_Work instructions_
A - In the CardSystems passage, how much does CardSystems process annually in credit-card transactions, according to its website?
B - Copy word for word the part of the CardSystems passage from "Bruce Schneier, chief" to "with enforcing standards.".

_Provided text_
● ● ● ● ●

Bruce Schneier, chief technology officer at Counterpane, a computer security firm that helps companies secure and monitor their networks, said the revelation highlights a universal problem with enforcing standards.
"The standard not only has to be good, but the compliance process has to have integrity," Schneier said. "But a lot of (compliance involves) self-certification. It's things you say you do. And it's only audited minimally."
CardSystems is a major processor of credit-card transactions. According to its website, it processes more than $15 billion annually in credit-card transactions for Visa, American Express, MasterCard and Discover. It also processes online transactions and Electronic Benefit Transfer transactions -- cards used by the government to dole out social welfare benefits such as food stamps and unemployment payments.
Jones wouldn't say who performed the compliance assessment for CardSystems, but she noted that the assessor had to come from an approved list of auditors (PDF) that Visa and MasterCard maintains.
Approved assessors go through a screening process. Jones said their reputation relies on making certain that they "assess (a company's) situation as truthfully and honestly as possible."
Per the PCI standard agreement, Visa and MasterCard can fine merchants that don't comply with the data standard or they can withdraw the company's right to accept credit-card payments or process transactions. They could also conceivably collect damages from a company if the breach resulted in a massive data loss that required Visa or MasterCard to launch an expensive public relations campaign to counteract the loss of public confidence in their cards.

● ● ● ● ●

_Listed records_

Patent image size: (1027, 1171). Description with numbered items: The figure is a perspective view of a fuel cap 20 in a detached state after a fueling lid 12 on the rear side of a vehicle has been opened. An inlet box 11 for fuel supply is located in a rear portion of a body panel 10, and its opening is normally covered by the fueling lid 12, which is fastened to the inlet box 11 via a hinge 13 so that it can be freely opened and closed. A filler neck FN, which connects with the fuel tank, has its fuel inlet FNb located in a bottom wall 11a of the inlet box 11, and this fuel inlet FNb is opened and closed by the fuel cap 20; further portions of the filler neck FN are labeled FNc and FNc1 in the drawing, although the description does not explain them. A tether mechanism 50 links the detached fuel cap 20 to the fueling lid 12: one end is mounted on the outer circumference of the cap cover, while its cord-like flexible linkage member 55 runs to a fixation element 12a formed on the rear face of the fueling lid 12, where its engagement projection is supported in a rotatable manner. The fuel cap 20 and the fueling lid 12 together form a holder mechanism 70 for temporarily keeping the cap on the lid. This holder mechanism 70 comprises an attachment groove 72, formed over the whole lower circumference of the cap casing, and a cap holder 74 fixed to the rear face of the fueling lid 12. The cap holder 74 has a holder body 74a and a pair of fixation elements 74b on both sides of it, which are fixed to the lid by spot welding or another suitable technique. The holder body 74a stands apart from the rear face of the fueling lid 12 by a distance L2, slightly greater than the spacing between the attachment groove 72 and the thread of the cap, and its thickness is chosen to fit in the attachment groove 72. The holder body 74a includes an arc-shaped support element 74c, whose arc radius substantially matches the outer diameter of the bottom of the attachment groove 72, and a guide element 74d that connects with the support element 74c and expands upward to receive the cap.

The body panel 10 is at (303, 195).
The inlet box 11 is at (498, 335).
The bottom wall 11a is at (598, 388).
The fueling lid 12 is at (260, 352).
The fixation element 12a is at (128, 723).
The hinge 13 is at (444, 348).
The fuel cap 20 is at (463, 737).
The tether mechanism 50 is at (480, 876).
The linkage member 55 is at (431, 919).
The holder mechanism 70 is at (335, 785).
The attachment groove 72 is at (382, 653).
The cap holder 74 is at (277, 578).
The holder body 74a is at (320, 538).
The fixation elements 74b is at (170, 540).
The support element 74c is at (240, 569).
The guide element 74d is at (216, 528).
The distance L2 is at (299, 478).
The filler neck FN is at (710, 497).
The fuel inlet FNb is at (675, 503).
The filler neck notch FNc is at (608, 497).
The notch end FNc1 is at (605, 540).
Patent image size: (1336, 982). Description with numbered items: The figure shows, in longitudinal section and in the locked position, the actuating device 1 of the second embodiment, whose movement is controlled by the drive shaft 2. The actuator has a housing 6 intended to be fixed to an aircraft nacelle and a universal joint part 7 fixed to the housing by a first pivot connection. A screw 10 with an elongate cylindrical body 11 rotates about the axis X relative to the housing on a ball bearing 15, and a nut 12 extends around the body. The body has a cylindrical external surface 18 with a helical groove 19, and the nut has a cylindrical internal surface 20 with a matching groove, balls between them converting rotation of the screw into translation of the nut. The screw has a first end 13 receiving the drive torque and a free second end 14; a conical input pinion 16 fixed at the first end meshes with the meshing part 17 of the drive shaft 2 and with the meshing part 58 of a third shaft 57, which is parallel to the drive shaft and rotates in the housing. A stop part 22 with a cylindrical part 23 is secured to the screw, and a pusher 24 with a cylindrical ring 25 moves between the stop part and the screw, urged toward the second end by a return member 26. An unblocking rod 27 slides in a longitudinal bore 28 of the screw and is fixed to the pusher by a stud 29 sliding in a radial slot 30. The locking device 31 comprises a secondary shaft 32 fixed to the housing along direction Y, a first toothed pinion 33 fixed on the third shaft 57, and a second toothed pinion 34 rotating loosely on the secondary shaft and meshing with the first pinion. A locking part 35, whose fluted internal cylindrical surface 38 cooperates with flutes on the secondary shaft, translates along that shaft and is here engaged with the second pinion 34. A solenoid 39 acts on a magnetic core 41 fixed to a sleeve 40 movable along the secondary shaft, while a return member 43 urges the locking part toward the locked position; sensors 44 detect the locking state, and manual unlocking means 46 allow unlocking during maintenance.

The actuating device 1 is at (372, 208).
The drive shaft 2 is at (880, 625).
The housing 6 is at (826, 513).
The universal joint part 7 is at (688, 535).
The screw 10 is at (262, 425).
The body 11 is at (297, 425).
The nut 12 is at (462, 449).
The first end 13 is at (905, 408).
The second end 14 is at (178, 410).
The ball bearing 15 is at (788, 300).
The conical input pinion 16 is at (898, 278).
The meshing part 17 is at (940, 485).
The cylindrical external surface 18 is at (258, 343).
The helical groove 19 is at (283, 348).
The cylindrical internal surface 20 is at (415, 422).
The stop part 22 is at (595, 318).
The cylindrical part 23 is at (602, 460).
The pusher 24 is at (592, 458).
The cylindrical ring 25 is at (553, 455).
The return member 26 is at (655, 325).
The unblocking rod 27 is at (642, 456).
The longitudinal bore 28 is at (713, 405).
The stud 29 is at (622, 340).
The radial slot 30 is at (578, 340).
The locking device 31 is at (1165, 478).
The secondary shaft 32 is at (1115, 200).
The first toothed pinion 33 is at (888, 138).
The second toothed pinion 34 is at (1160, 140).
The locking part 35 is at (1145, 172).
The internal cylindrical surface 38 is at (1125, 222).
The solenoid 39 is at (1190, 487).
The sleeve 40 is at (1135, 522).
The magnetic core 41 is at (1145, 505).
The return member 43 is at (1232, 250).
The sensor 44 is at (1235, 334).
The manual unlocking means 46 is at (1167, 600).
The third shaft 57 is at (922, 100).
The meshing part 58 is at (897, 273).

● ● ● ● ●

_Written answers_
A - More than $15 billion.

B -
Bruce Schneier, chief technology officer at Counterpane, a computer security firm that helps companies secure and monitor their networks, said the revelation highlights a universal problem with enforcing standards.